> Aim
Print out every line, exactly as written.

> Stored items

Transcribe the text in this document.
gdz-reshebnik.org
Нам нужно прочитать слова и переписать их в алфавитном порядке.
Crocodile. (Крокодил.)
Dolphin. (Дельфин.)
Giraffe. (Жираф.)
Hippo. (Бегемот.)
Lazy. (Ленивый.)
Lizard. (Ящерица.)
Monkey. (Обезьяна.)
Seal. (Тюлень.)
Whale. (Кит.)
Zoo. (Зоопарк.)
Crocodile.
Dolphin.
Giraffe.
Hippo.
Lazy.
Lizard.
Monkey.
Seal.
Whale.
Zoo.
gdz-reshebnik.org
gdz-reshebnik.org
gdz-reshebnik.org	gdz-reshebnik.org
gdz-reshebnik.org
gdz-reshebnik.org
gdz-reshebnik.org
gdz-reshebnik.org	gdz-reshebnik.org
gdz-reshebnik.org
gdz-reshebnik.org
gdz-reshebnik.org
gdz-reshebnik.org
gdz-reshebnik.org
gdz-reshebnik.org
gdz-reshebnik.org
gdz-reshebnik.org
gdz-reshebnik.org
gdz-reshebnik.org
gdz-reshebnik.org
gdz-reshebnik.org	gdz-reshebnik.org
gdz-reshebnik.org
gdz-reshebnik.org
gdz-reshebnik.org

> Result of the task
Transcribe the text in this document.
gdz-reshebnik.org
Нам нужно прочитать слова и переписать их в алфавитном порядке.
Crocodile. (Крокодил.)
Dolphin. (Дельфин.)
Giraffe. (Жираф.)
Hippo. (Бегемот.)
Lazy. (Ленивый.)
Lizard. (Ящерица.)
Monkey. (Обезьяна.)
Seal. (Тюлень.)
Whale. (Кит.)
Zoo. (Зоопарк.)
Crocodile.
Dolphin.
Giraffe.
Hippo.
Lazy.
Lizard.
Monkey.
Seal.
Whale.
Zoo.
gdz-reshebnik.org
gdz-reshebnik.org
gdz-reshebnik.org	gdz-reshebnik.org
gdz-reshebnik.org
gdz-reshebnik.org
gdz-reshebnik.org
gdz-reshebnik.org	gdz-reshebnik.org
gdz-reshebnik.org
gdz-reshebnik.org
gdz-reshebnik.org
gdz-reshebnik.org
gdz-reshebnik.org
gdz-reshebnik.org
gdz-reshebnik.org
gdz-reshebnik.org
gdz-reshebnik.org
gdz-reshebnik.org
gdz-reshebnik.org
gdz-reshebnik.org	gdz-reshebnik.org
gdz-reshebnik.org
gdz-reshebnik.org
gdz-reshebnik.org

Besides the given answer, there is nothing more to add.